(Figure record extracts)
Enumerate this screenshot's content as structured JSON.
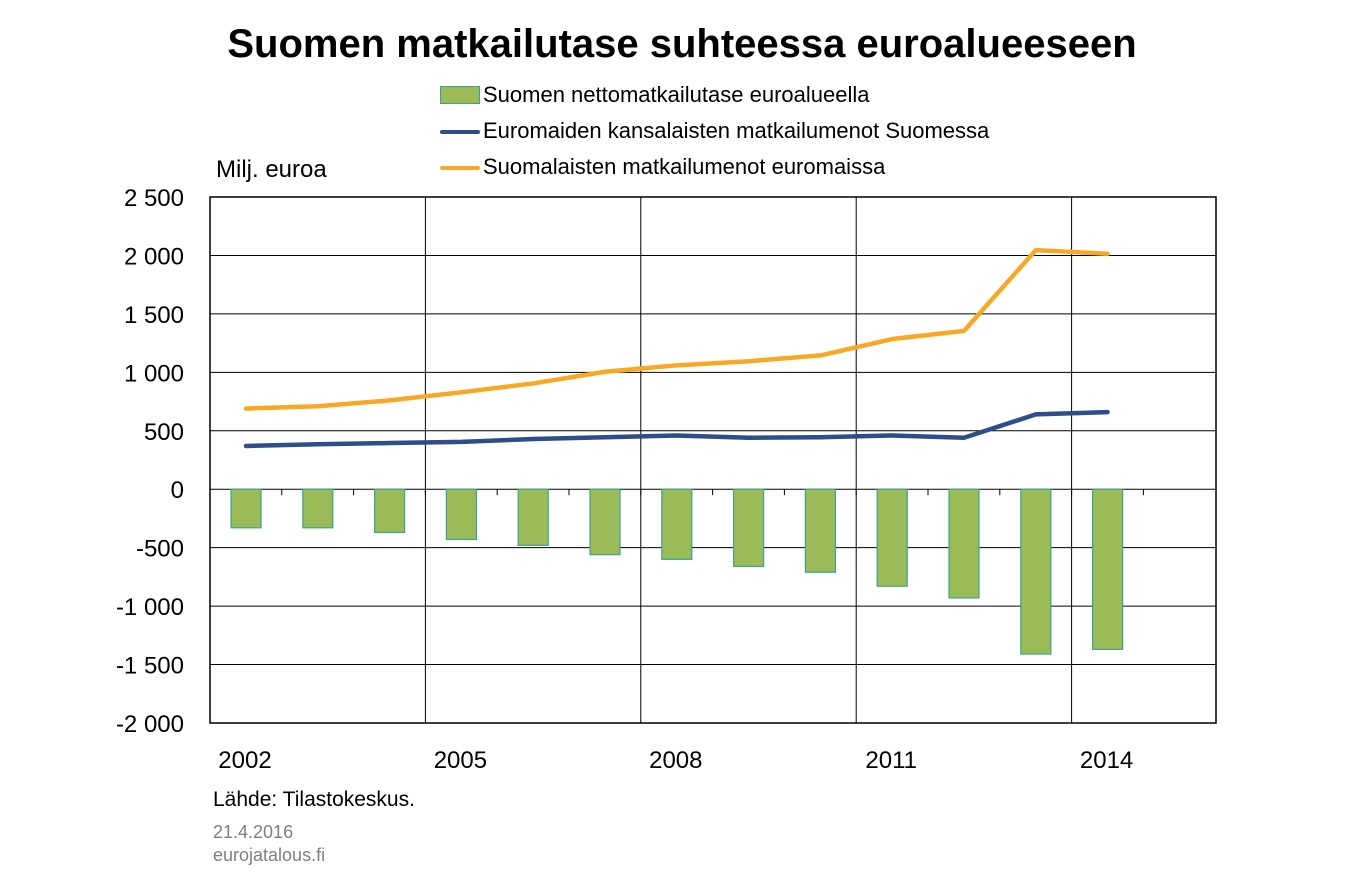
{
  "title": "Suomen matkailutase suhteessa euroalueeseen",
  "legend": [
    {
      "label": "Suomen nettomatkailutase euroalueella",
      "kind": "bar",
      "color": "#9bbb59"
    },
    {
      "label": "Euromaiden kansalaisten matkailumenot Suomessa",
      "kind": "line",
      "color": "#2f4d8a"
    },
    {
      "label": "Suomalaisten matkailumenot euromaissa",
      "kind": "line",
      "color": "#f9a825"
    }
  ],
  "unit_label": "Milj. euroa",
  "source": "Lähde: Tilastokeskus.",
  "date": "21.4.2016",
  "site": "eurojatalous.fi",
  "chart_data": {
    "type": "bar+line",
    "x": [
      2002,
      2003,
      2004,
      2005,
      2006,
      2007,
      2008,
      2009,
      2010,
      2011,
      2012,
      2013,
      2014
    ],
    "x_tick_labels": [
      "2002",
      "2005",
      "2008",
      "2011",
      "2014"
    ],
    "x_tick_values": [
      2002,
      2005,
      2008,
      2011,
      2014
    ],
    "ylim": [
      -2000,
      2500
    ],
    "y_ticks": [
      2500,
      2000,
      1500,
      1000,
      500,
      0,
      -500,
      -1000,
      -1500,
      -2000
    ],
    "y_tick_labels": [
      "2 500",
      "2 000",
      "1 500",
      "1 000",
      "500",
      "0",
      "-500",
      "-1 000",
      "-1 500",
      "-2 000"
    ],
    "grid": true,
    "series": [
      {
        "name": "Suomen nettomatkailutase euroalueella",
        "kind": "bar",
        "color": "#9bbb59",
        "values": [
          -330,
          -330,
          -370,
          -430,
          -480,
          -560,
          -600,
          -660,
          -710,
          -830,
          -930,
          -1410,
          -1370
        ]
      },
      {
        "name": "Euromaiden kansalaisten matkailumenot Suomessa",
        "kind": "line",
        "color": "#2f4d8a",
        "values": [
          370,
          385,
          395,
          405,
          430,
          445,
          460,
          440,
          445,
          460,
          440,
          640,
          660
        ]
      },
      {
        "name": "Suomalaisten matkailumenot euromaissa",
        "kind": "line",
        "color": "#f9a825",
        "values": [
          690,
          710,
          760,
          830,
          905,
          1005,
          1060,
          1095,
          1145,
          1285,
          1355,
          2045,
          2015
        ]
      }
    ]
  }
}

_EXERCISE DETAILS_
Return the material exactly as given, apart from the pictures.

_RESULT OF THIS EXERCISE_
Enumerate this screenshot's content as structured JSON.
{
  "title": "Suomen matkailutase suhteessa euroalueeseen",
  "legend": [
    {
      "label": "Suomen nettomatkailutase euroalueella",
      "kind": "bar",
      "color": "#9bbb59"
    },
    {
      "label": "Euromaiden kansalaisten matkailumenot Suomessa",
      "kind": "line",
      "color": "#2f4d8a"
    },
    {
      "label": "Suomalaisten matkailumenot euromaissa",
      "kind": "line",
      "color": "#f9a825"
    }
  ],
  "unit_label": "Milj. euroa",
  "source": "Lähde: Tilastokeskus.",
  "date": "21.4.2016",
  "site": "eurojatalous.fi",
  "chart_data": {
    "type": "bar+line",
    "x": [
      2002,
      2003,
      2004,
      2005,
      2006,
      2007,
      2008,
      2009,
      2010,
      2011,
      2012,
      2013,
      2014
    ],
    "x_tick_labels": [
      "2002",
      "2005",
      "2008",
      "2011",
      "2014"
    ],
    "x_tick_values": [
      2002,
      2005,
      2008,
      2011,
      2014
    ],
    "ylim": [
      -2000,
      2500
    ],
    "y_ticks": [
      2500,
      2000,
      1500,
      1000,
      500,
      0,
      -500,
      -1000,
      -1500,
      -2000
    ],
    "y_tick_labels": [
      "2 500",
      "2 000",
      "1 500",
      "1 000",
      "500",
      "0",
      "-500",
      "-1 000",
      "-1 500",
      "-2 000"
    ],
    "grid": true,
    "series": [
      {
        "name": "Suomen nettomatkailutase euroalueella",
        "kind": "bar",
        "color": "#9bbb59",
        "values": [
          -330,
          -330,
          -370,
          -430,
          -480,
          -560,
          -600,
          -660,
          -710,
          -830,
          -930,
          -1410,
          -1370
        ]
      },
      {
        "name": "Euromaiden kansalaisten matkailumenot Suomessa",
        "kind": "line",
        "color": "#2f4d8a",
        "values": [
          370,
          385,
          395,
          405,
          430,
          445,
          460,
          440,
          445,
          460,
          440,
          640,
          660
        ]
      },
      {
        "name": "Suomalaisten matkailumenot euromaissa",
        "kind": "line",
        "color": "#f9a825",
        "values": [
          690,
          710,
          760,
          830,
          905,
          1005,
          1060,
          1095,
          1145,
          1285,
          1355,
          2045,
          2015
        ]
      }
    ]
  }
}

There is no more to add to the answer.